SET EXERCISE: Can the data below be echoed back word for word?

··········

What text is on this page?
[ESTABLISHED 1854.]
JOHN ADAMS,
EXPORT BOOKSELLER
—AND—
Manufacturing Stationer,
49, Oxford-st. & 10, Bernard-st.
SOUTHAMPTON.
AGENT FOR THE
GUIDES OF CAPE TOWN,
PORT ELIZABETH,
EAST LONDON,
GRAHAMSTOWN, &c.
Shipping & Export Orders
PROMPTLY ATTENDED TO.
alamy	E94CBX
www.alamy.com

··········

OUTPUT:
What text is on this page?
[ESTABLISHED 1854.]
JOHN ADAMS,
EXPORT BOOKSELLER
—AND—
Manufacturing Stationer,
49, Oxford-st. & 10, Bernard-st.
SOUTHAMPTON.
AGENT FOR THE
GUIDES OF CAPE TOWN,
PORT ELIZABETH,
EAST LONDON,
GRAHAMSTOWN, &c.
Shipping & Export Orders
PROMPTLY ATTENDED TO.
alamy	E94CBX
www.alamy.com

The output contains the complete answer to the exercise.